»»

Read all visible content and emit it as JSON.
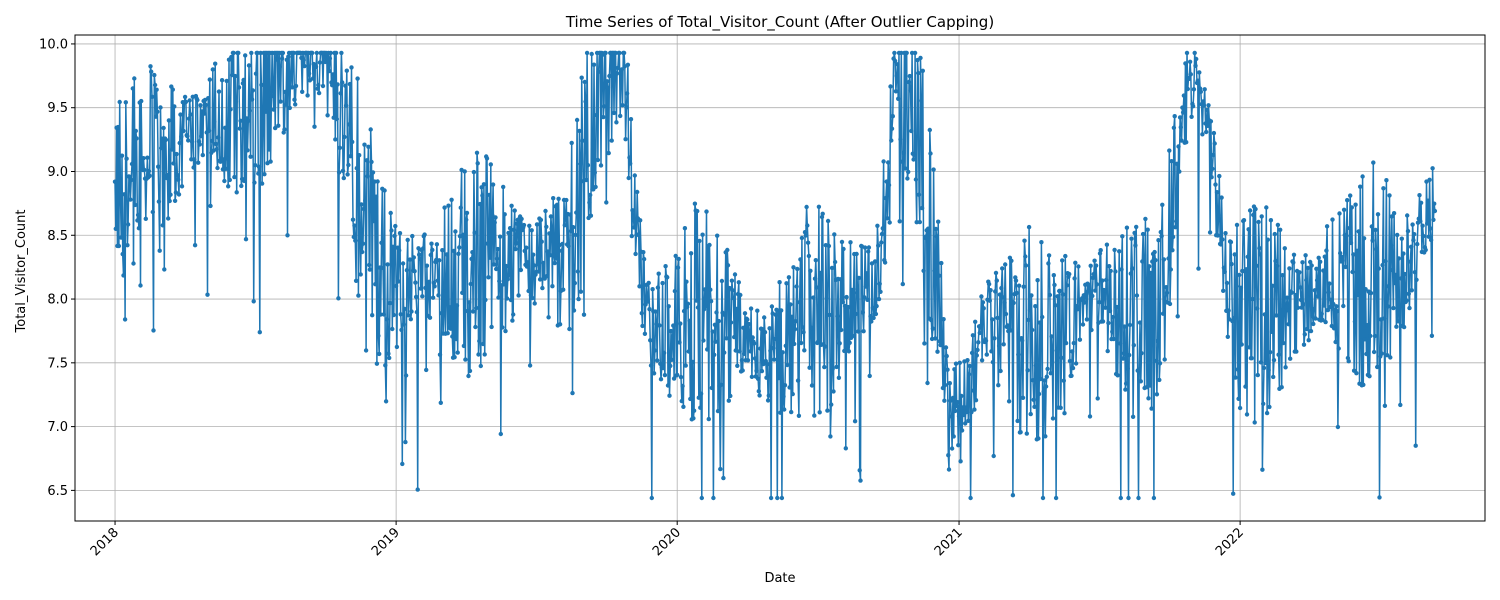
{
  "chart_data": {
    "type": "line",
    "title": "Time Series of Total_Visitor_Count (After Outlier Capping)",
    "xlabel": "Date",
    "ylabel": "Total_Visitor_Count",
    "x_range": [
      "2017-11-10",
      "2022-11-15"
    ],
    "ylim": [
      6.26,
      10.07
    ],
    "x_ticks": [
      "2018",
      "2019",
      "2020",
      "2021",
      "2022"
    ],
    "y_ticks": [
      "6.5",
      "7.0",
      "7.5",
      "8.0",
      "8.5",
      "9.0",
      "9.5",
      "10.0"
    ],
    "grid": true,
    "series": [
      {
        "color": "#1f77b4",
        "marker": "circle",
        "x": [
          "2018-01-01",
          "2018-09-19",
          "2018-12-25",
          "2019-03-06",
          "2019-05-16",
          "2019-07-26",
          "2019-10-15",
          "2019-11-28",
          "2020-02-08",
          "2020-04-20",
          "2020-06-30",
          "2020-09-10",
          "2020-10-20",
          "2020-12-31",
          "2021-02-09",
          "2021-04-21",
          "2021-07-01",
          "2021-09-10",
          "2021-10-30",
          "2022-01-01",
          "2022-03-02",
          "2022-05-12",
          "2022-07-22",
          "2022-09-11"
        ],
        "y": [
          8.92,
          9.93,
          8.16,
          8.2,
          8.3,
          8.3,
          9.93,
          7.78,
          7.9,
          7.58,
          7.86,
          8.1,
          9.8,
          7.04,
          7.8,
          7.7,
          8.0,
          7.76,
          9.73,
          7.82,
          7.92,
          8.2,
          8.2,
          8.69
        ],
        "y_min": 6.44,
        "y_max": 9.93,
        "mean": 8.18
      }
    ]
  }
}
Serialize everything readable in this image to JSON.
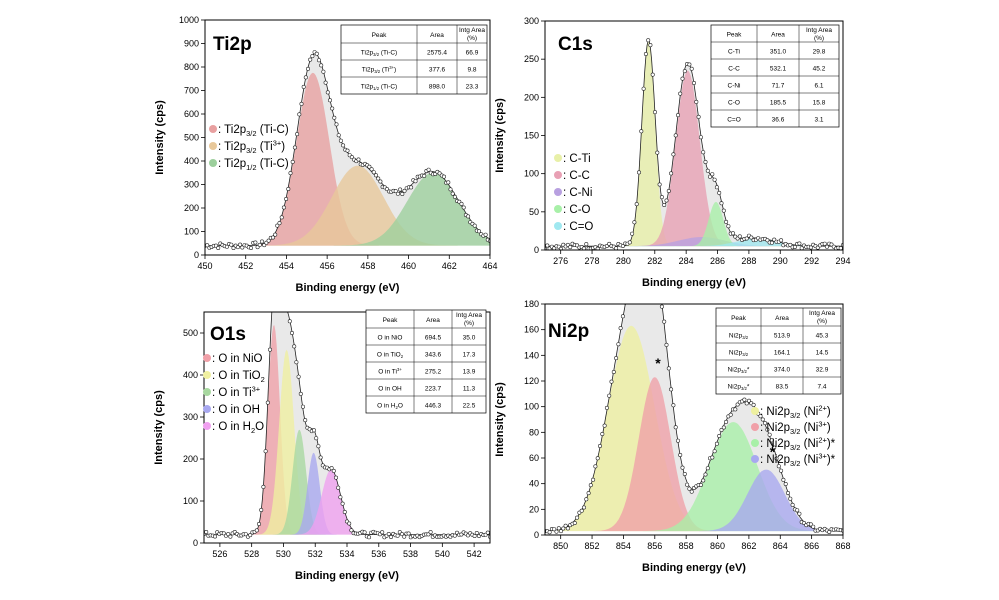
{
  "chart_data": [
    {
      "type": "area",
      "title": "Ti2p",
      "xlabel": "Binding energy (eV)",
      "ylabel": "Intensity (cps)",
      "xlim": [
        450,
        464
      ],
      "ylim": [
        0,
        1000
      ],
      "xticks": [
        450,
        452,
        454,
        456,
        458,
        460,
        462,
        464
      ],
      "yticks": [
        0,
        100,
        200,
        300,
        400,
        500,
        600,
        700,
        800,
        900,
        1000
      ],
      "baseline": 40,
      "peaks": [
        {
          "legend_label": "Ti2p3/2 (Ti-C)",
          "center": 455.3,
          "fwhm": 1.9,
          "height": 735,
          "color": "#e8a0a0"
        },
        {
          "legend_label": "Ti2p3/2 (Ti3+)",
          "center": 457.5,
          "fwhm": 3.0,
          "height": 340,
          "color": "#e8c89a"
        },
        {
          "legend_label": "Ti2p1/2 (Ti-C)",
          "center": 461.2,
          "fwhm": 3.0,
          "height": 310,
          "color": "#9ccf9c"
        }
      ],
      "legend": [
        {
          "label": ": Ti2p",
          "sub": "3/2",
          "sup": "",
          "tail": " (Ti-C)",
          "color": "#e8a0a0"
        },
        {
          "label": ": Ti2p",
          "sub": "3/2",
          "sup": "3+",
          "tail": " (Ti",
          "close": ")",
          "color": "#e8c89a"
        },
        {
          "label": ": Ti2p",
          "sub": "1/2",
          "sup": "",
          "tail": " (Ti-C)",
          "color": "#9ccf9c"
        }
      ],
      "legend_placement": "middle-left",
      "table": {
        "headers": [
          "Peak",
          "Area",
          "Intg Area (%)"
        ],
        "rows": [
          [
            "Ti2p3/2 (Ti-C)",
            "2575.4",
            "66.9"
          ],
          [
            "Ti2p3/2 (Ti3+)",
            "377.6",
            "9.8"
          ],
          [
            "Ti2p1/2 (Ti-C)",
            "898.0",
            "23.3"
          ]
        ]
      }
    },
    {
      "type": "area",
      "title": "C1s",
      "xlabel": "Binding energy (eV)",
      "ylabel": "Intensity (cps)",
      "xlim": [
        275,
        294
      ],
      "ylim": [
        0,
        300
      ],
      "xticks": [
        276,
        278,
        280,
        282,
        284,
        286,
        288,
        290,
        292,
        294
      ],
      "yticks": [
        0,
        50,
        100,
        150,
        200,
        250,
        300
      ],
      "baseline": 5,
      "peaks": [
        {
          "legend_label": "C-Ti",
          "center": 281.6,
          "fwhm": 1.0,
          "height": 268,
          "color": "#e8f0a8"
        },
        {
          "legend_label": "C-C",
          "center": 284.1,
          "fwhm": 1.8,
          "height": 230,
          "color": "#e8a0b4"
        },
        {
          "legend_label": "C-Ni",
          "center": 285.0,
          "fwhm": 3.5,
          "height": 12,
          "color": "#b8a0e0"
        },
        {
          "legend_label": "C-O",
          "center": 285.9,
          "fwhm": 1.1,
          "height": 58,
          "color": "#a8f0a8"
        },
        {
          "legend_label": "C=O",
          "center": 288.5,
          "fwhm": 3.0,
          "height": 10,
          "color": "#a0e8f0"
        }
      ],
      "legend": [
        {
          "label": ": C-Ti",
          "color": "#e8f0a8"
        },
        {
          "label": ": C-C",
          "color": "#e8a0b4"
        },
        {
          "label": ": C-Ni",
          "color": "#b8a0e0"
        },
        {
          "label": ": C-O",
          "color": "#a8f0a8"
        },
        {
          "label": ": C=O",
          "color": "#a0e8f0"
        }
      ],
      "legend_placement": "middle-left",
      "table": {
        "headers": [
          "Peak",
          "Area",
          "Intg Area (%)"
        ],
        "rows": [
          [
            "C-Ti",
            "351.0",
            "29.8"
          ],
          [
            "C-C",
            "532.1",
            "45.2"
          ],
          [
            "C-Ni",
            "71.7",
            "6.1"
          ],
          [
            "C-O",
            "185.5",
            "15.8"
          ],
          [
            "C=O",
            "36.6",
            "3.1"
          ]
        ]
      }
    },
    {
      "type": "area",
      "title": "O1s",
      "xlabel": "Binding energy (eV)",
      "ylabel": "Intensity (cps)",
      "xlim": [
        525,
        543
      ],
      "ylim": [
        0,
        550
      ],
      "xticks": [
        526,
        528,
        530,
        532,
        534,
        536,
        538,
        540,
        542
      ],
      "yticks": [
        0,
        100,
        200,
        300,
        400,
        500
      ],
      "baseline": 20,
      "peaks": [
        {
          "legend_label": "O in NiO",
          "center": 529.4,
          "fwhm": 0.9,
          "height": 500,
          "color": "#f0a0a8"
        },
        {
          "legend_label": "O in TiO2",
          "center": 530.2,
          "fwhm": 1.1,
          "height": 440,
          "color": "#f0f0a0"
        },
        {
          "legend_label": "O in Ti3+",
          "center": 531.0,
          "fwhm": 1.0,
          "height": 250,
          "color": "#a8d8a0"
        },
        {
          "legend_label": "O in OH",
          "center": 531.9,
          "fwhm": 0.9,
          "height": 195,
          "color": "#a8a8f0"
        },
        {
          "legend_label": "O in H2O",
          "center": 533.0,
          "fwhm": 1.4,
          "height": 155,
          "color": "#f0a0f0"
        }
      ],
      "legend": [
        {
          "label": ": O in NiO",
          "color": "#f0a0a8"
        },
        {
          "label": ": O in TiO",
          "sub": "2",
          "color": "#f0f0a0"
        },
        {
          "label": ": O in Ti",
          "sup": "3+",
          "color": "#a8d8a0"
        },
        {
          "label": ": O in OH",
          "color": "#a8a8f0"
        },
        {
          "label": ": O in H",
          "sub": "2",
          "tail": "O",
          "color": "#f0a0f0"
        }
      ],
      "legend_placement": "middle-left",
      "table": {
        "headers": [
          "Peak",
          "Area",
          "Intg Area (%)"
        ],
        "rows": [
          [
            "O in NiO",
            "694.5",
            "35.0"
          ],
          [
            "O in TiO2",
            "343.6",
            "17.3"
          ],
          [
            "O in Ti3+",
            "275.2",
            "13.9"
          ],
          [
            "O in OH",
            "223.7",
            "11.3"
          ],
          [
            "O in H2O",
            "446.3",
            "22.5"
          ]
        ]
      }
    },
    {
      "type": "area",
      "title": "Ni2p",
      "xlabel": "Binding energy (eV)",
      "ylabel": "Intensity (cps)",
      "xlim": [
        849,
        868
      ],
      "ylim": [
        0,
        180
      ],
      "xticks": [
        850,
        852,
        854,
        856,
        858,
        860,
        862,
        864,
        866,
        868
      ],
      "yticks": [
        0,
        20,
        40,
        60,
        80,
        100,
        120,
        140,
        160,
        180
      ],
      "baseline": 3,
      "peaks": [
        {
          "legend_label": "Ni2p3/2 (Ni2+)",
          "center": 854.5,
          "fwhm": 3.5,
          "height": 160,
          "color": "#eef0a0"
        },
        {
          "legend_label": "Ni2p3/2 (Ni3+)",
          "center": 856.0,
          "fwhm": 2.4,
          "height": 120,
          "color": "#f0a0a8"
        },
        {
          "legend_label": "Ni2p3/2 (Ni2+)*",
          "center": 861.0,
          "fwhm": 3.6,
          "height": 85,
          "color": "#a8f0a8"
        },
        {
          "legend_label": "Ni2p3/2 (Ni3+)*",
          "center": 863.1,
          "fwhm": 2.8,
          "height": 48,
          "color": "#a8a8f0"
        }
      ],
      "annotations": [
        {
          "text": "*",
          "x": 856.2,
          "y": 130
        },
        {
          "text": "*",
          "x": 863.5,
          "y": 61
        }
      ],
      "legend": [
        {
          "label": ": Ni2p",
          "sub": "3/2",
          "tail": " (Ni",
          "sup": "2+",
          "close": ")",
          "color": "#eef0a0"
        },
        {
          "label": ": Ni2p",
          "sub": "3/2",
          "tail": " (Ni",
          "sup": "3+",
          "close": ")",
          "color": "#f0a0a8"
        },
        {
          "label": ": Ni2p",
          "sub": "3/2",
          "tail": " (Ni",
          "sup": "2+",
          "close": ")*",
          "color": "#a8f0a8"
        },
        {
          "label": ": Ni2p",
          "sub": "3/2",
          "tail": " (Ni",
          "sup": "3+",
          "close": ")*",
          "color": "#a8a8f0"
        }
      ],
      "legend_placement": "middle-right",
      "table": {
        "headers": [
          "Peak",
          "Area",
          "Intg Area (%)"
        ],
        "rows": [
          [
            "Ni2p3/2",
            "513.9",
            "45.3"
          ],
          [
            "Ni2p3/2",
            "164.1",
            "14.5"
          ],
          [
            "Ni2p3/2*",
            "374.0",
            "32.9"
          ],
          [
            "Ni2p3/2*",
            "83.5",
            "7.4"
          ]
        ]
      }
    }
  ]
}
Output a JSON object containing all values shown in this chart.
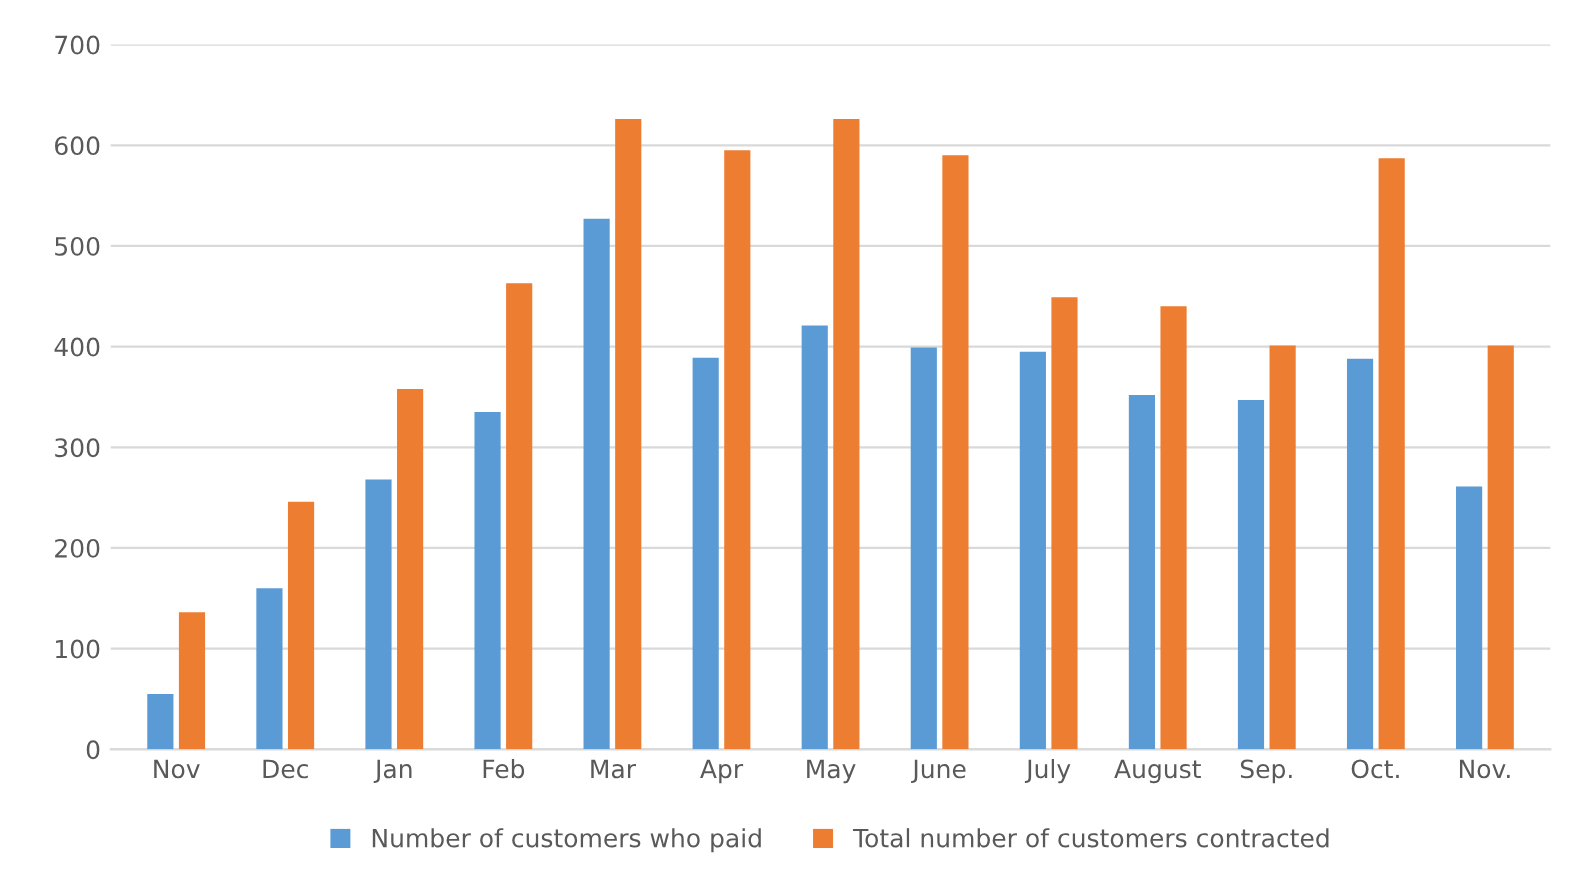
{
  "chart_data": {
    "type": "bar",
    "categories": [
      "Nov",
      "Dec",
      "Jan",
      "Feb",
      "Mar",
      "Apr",
      "May",
      "June",
      "July",
      "August",
      "Sep.",
      "Oct.",
      "Nov."
    ],
    "series": [
      {
        "name": "Number of customers who paid",
        "color": "#5b9bd5",
        "values": [
          55,
          160,
          268,
          335,
          527,
          389,
          421,
          399,
          395,
          352,
          347,
          388,
          261
        ]
      },
      {
        "name": "Total number of customers contracted",
        "color": "#ed7d31",
        "values": [
          136,
          246,
          358,
          463,
          626,
          595,
          626,
          590,
          449,
          440,
          401,
          587,
          401
        ]
      }
    ],
    "ylim": [
      0,
      700
    ],
    "yticks": [
      0,
      100,
      200,
      300,
      400,
      500,
      600,
      700
    ],
    "grid": "y",
    "legend": "bottom"
  }
}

««

■ Objective ■
Working from the listing above, pick out every line that has "this" and copy it.

■ The response ■
Serialize everything readable in this image to JSON.
Output a JSON object containing all values shown in this chart.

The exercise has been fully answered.